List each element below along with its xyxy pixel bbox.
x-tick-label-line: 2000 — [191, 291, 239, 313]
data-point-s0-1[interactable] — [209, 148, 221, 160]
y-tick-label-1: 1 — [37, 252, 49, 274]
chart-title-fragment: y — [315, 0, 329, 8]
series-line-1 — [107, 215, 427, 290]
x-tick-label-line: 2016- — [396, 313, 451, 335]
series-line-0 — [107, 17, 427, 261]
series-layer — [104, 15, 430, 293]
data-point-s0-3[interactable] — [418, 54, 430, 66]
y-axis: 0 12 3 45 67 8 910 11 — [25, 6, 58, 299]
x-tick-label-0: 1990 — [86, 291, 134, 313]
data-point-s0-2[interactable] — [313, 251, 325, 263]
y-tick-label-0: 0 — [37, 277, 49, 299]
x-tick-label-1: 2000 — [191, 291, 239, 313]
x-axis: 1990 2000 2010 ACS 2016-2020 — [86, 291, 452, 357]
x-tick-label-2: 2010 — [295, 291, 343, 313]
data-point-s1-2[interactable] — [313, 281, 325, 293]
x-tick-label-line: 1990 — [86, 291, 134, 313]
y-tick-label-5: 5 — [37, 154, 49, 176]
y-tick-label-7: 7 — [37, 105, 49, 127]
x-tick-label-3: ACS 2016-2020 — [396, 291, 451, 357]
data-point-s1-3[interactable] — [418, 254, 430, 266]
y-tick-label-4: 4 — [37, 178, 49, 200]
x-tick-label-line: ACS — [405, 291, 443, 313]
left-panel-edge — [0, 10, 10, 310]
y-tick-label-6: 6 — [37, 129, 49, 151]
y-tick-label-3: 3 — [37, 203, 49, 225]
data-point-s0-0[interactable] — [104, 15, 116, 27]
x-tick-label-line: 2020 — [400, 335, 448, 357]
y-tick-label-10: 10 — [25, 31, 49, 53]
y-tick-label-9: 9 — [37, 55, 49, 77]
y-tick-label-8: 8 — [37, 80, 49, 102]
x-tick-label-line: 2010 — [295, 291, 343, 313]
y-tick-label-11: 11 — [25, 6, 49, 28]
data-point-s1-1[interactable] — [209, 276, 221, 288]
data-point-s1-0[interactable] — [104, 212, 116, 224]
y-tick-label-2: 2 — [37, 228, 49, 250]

· · · · ·

> _Given exercise_
Format every line of the records above as a JSON list of strings, with one string per line and blank lines left out.

> _Solution to this task_
[
  "List each element below along with its xyxy pixel bbox.",
  "x-tick-label-line: 2000 — [191, 291, 239, 313]",
  "data-point-s0-1[interactable] — [209, 148, 221, 160]",
  "y-tick-label-1: 1 — [37, 252, 49, 274]",
  "chart-title-fragment: y — [315, 0, 329, 8]",
  "series-line-1 — [107, 215, 427, 290]",
  "x-tick-label-line: 2016- — [396, 313, 451, 335]",
  "series-line-0 — [107, 17, 427, 261]",
  "series-layer — [104, 15, 430, 293]",
  "data-point-s0-3[interactable] — [418, 54, 430, 66]",
  "y-axis: 0 12 3 45 67 8 910 11 — [25, 6, 58, 299]",
  "x-tick-label-0: 1990 — [86, 291, 134, 313]",
  "data-point-s0-2[interactable] — [313, 251, 325, 263]",
  "y-tick-label-0: 0 — [37, 277, 49, 299]",
  "x-tick-label-1: 2000 — [191, 291, 239, 313]",
  "x-axis: 1990 2000 2010 ACS 2016-2020 — [86, 291, 452, 357]",
  "x-tick-label-2: 2010 — [295, 291, 343, 313]",
  "data-point-s1-2[interactable] — [313, 281, 325, 293]",
  "x-tick-label-line: 1990 — [86, 291, 134, 313]",
  "y-tick-label-5: 5 — [37, 154, 49, 176]",
  "y-tick-label-7: 7 — [37, 105, 49, 127]",
  "x-tick-label-3: ACS 2016-2020 — [396, 291, 451, 357]",
  "data-point-s1-3[interactable] — [418, 254, 430, 266]",
  "y-tick-label-4: 4 — [37, 178, 49, 200]",
  "x-tick-label-line: ACS — [405, 291, 443, 313]",
  "left-panel-edge — [0, 10, 10, 310]",
  "y-tick-label-6: 6 — [37, 129, 49, 151]",
  "y-tick-label-3: 3 — [37, 203, 49, 225]",
  "data-point-s0-0[interactable] — [104, 15, 116, 27]",
  "x-tick-label-line: 2020 — [400, 335, 448, 357]",
  "y-tick-label-10: 10 — [25, 31, 49, 53]",
  "y-tick-label-9: 9 — [37, 55, 49, 77]",
  "y-tick-label-8: 8 — [37, 80, 49, 102]",
  "x-tick-label-line: 2010 — [295, 291, 343, 313]",
  "y-tick-label-11: 11 — [25, 6, 49, 28]",
  "data-point-s1-1[interactable] — [209, 276, 221, 288]",
  "data-point-s1-0[interactable] — [104, 212, 116, 224]",
  "y-tick-label-2: 2 — [37, 228, 49, 250]"
]